## GIVEN INSTRUCTION:
Reproduce the data verbatim, starting at its first line and ending at the line that contains "panel-b: wage educ", with both of those lines included.

## INFORMATION SHOWN:
────

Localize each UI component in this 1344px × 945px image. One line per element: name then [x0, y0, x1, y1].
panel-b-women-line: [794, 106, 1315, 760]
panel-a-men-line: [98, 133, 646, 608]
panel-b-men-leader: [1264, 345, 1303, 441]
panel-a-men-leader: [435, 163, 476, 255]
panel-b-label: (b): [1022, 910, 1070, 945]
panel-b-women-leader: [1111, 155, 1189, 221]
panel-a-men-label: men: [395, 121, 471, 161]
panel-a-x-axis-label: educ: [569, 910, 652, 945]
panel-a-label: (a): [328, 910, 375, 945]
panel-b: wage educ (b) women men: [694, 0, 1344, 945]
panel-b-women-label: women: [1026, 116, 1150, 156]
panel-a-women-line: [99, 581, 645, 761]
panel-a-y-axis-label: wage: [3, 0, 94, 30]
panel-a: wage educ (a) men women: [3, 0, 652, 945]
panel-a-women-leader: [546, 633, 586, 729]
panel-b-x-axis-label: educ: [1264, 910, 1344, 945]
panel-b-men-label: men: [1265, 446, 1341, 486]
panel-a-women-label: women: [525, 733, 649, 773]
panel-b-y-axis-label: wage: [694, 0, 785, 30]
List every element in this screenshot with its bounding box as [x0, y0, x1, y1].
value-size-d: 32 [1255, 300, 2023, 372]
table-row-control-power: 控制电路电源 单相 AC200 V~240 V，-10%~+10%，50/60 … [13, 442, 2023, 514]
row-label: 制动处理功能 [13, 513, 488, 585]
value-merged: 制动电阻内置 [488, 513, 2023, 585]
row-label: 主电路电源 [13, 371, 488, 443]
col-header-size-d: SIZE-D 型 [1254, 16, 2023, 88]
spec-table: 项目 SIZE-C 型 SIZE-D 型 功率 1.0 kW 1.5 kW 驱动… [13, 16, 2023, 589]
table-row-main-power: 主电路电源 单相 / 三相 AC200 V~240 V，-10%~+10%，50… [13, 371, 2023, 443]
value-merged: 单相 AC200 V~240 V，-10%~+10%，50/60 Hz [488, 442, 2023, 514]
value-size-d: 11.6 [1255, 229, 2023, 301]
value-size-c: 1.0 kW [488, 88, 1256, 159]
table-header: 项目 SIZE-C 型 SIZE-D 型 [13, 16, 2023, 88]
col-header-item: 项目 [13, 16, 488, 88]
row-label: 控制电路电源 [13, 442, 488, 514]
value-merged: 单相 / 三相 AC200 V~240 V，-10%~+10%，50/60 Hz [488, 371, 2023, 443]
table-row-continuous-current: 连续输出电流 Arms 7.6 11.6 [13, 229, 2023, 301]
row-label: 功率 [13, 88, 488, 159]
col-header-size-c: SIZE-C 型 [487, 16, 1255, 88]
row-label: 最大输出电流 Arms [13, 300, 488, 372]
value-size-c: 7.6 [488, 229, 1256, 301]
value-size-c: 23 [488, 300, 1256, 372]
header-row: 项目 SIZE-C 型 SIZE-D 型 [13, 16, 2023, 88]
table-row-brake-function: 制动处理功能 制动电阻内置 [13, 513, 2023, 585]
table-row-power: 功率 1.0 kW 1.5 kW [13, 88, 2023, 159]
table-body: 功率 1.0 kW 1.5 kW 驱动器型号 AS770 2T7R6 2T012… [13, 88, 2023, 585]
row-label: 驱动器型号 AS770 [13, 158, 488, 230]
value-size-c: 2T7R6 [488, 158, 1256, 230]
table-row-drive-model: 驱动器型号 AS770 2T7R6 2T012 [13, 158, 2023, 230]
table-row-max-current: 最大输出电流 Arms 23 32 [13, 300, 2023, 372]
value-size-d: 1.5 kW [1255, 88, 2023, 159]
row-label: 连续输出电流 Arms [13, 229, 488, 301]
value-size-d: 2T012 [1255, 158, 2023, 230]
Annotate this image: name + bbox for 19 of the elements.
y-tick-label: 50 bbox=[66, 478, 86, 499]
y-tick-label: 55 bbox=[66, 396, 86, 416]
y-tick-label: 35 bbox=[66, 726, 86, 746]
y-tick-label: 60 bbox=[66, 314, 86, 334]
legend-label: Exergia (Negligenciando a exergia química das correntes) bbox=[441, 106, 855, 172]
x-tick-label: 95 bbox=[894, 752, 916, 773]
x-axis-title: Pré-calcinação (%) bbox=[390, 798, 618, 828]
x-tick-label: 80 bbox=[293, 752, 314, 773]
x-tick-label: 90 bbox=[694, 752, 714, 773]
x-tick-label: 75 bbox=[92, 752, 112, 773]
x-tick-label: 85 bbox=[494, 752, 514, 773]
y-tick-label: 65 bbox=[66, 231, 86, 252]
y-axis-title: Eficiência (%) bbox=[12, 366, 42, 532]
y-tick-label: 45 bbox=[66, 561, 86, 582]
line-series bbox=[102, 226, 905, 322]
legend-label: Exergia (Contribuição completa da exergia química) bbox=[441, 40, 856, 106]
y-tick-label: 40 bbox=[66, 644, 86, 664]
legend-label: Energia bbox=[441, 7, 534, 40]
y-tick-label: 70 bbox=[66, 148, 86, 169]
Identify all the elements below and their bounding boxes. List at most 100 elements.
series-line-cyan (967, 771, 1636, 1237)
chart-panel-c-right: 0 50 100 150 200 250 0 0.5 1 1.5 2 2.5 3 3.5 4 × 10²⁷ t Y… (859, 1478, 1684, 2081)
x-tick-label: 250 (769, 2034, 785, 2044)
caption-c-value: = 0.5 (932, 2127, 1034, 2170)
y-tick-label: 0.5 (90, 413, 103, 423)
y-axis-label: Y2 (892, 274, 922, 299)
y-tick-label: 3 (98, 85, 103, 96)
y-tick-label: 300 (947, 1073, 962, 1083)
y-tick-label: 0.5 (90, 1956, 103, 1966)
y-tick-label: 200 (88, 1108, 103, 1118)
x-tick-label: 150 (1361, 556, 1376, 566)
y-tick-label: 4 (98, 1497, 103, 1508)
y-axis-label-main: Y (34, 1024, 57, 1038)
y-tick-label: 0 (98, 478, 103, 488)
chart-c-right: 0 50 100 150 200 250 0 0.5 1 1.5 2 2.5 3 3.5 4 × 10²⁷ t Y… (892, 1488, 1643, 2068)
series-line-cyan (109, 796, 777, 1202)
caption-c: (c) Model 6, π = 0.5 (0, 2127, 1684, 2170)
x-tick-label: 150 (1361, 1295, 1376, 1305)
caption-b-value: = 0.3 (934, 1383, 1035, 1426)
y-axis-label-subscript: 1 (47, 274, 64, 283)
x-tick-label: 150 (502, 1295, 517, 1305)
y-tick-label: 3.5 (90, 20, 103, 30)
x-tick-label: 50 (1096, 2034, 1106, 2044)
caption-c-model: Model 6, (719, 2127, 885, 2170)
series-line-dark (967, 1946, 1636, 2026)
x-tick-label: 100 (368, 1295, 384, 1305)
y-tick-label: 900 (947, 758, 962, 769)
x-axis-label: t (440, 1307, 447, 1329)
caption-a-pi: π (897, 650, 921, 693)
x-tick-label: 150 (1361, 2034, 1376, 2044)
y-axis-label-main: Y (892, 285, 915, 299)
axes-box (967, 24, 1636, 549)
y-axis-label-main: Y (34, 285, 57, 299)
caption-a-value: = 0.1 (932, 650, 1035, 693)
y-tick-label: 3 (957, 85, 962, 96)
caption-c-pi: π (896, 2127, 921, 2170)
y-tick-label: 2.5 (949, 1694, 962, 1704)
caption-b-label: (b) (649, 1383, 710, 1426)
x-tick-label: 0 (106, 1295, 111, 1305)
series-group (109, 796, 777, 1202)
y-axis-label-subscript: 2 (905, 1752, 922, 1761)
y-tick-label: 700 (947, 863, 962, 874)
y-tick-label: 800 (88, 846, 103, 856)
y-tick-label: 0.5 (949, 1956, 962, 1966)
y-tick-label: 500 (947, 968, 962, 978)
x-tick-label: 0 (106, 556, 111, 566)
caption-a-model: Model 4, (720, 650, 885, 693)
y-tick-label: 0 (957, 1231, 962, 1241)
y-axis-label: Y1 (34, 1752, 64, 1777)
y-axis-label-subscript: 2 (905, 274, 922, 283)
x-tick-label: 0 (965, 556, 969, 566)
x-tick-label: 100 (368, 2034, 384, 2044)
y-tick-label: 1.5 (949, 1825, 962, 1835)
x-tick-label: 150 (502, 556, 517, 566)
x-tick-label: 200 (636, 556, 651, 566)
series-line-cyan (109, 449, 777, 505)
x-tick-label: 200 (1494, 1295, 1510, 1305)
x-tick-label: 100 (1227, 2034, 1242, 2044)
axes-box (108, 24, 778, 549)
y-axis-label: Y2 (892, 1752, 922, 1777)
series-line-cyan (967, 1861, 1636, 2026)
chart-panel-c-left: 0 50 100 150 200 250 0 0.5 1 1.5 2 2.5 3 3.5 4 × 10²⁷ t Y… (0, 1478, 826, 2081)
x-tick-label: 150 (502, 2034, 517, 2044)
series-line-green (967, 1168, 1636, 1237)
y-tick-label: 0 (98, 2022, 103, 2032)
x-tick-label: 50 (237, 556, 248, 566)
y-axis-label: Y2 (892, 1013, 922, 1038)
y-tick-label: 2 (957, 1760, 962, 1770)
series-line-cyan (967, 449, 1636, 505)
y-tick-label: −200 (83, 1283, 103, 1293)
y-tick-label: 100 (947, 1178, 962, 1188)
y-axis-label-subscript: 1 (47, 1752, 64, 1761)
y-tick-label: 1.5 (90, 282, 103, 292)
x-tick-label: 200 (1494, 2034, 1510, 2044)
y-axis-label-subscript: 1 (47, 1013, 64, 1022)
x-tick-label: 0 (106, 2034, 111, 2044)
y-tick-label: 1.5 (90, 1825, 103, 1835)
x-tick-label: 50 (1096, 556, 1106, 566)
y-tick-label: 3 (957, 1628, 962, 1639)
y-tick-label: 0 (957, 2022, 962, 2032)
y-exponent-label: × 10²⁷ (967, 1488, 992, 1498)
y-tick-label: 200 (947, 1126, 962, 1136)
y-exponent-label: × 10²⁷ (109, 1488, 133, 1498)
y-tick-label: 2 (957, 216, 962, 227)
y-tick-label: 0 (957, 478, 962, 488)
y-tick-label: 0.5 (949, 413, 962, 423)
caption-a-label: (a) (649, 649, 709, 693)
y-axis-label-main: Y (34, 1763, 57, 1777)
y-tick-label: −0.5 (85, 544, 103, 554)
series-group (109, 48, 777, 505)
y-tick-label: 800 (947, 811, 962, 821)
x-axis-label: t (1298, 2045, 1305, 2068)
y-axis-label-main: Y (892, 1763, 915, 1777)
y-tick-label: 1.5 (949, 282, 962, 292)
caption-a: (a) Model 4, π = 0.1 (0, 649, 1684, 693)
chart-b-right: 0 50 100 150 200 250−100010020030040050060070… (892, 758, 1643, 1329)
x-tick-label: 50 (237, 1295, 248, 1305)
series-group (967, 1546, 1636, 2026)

────

## SOLUTION TO THIS PROBLEM:
Localize each UI component in this 1344px × 945px image. One line per element: name then [x0, y0, x1, y1].
panel-b-women-line: [794, 106, 1315, 760]
panel-a-men-line: [98, 133, 646, 608]
panel-b-men-leader: [1264, 345, 1303, 441]
panel-a-men-leader: [435, 163, 476, 255]
panel-b-label: (b): [1022, 910, 1070, 945]
panel-b-women-leader: [1111, 155, 1189, 221]
panel-a-men-label: men: [395, 121, 471, 161]
panel-a-x-axis-label: educ: [569, 910, 652, 945]
panel-a-label: (a): [328, 910, 375, 945]
panel-b: wage educ (b) women men: [694, 0, 1344, 945]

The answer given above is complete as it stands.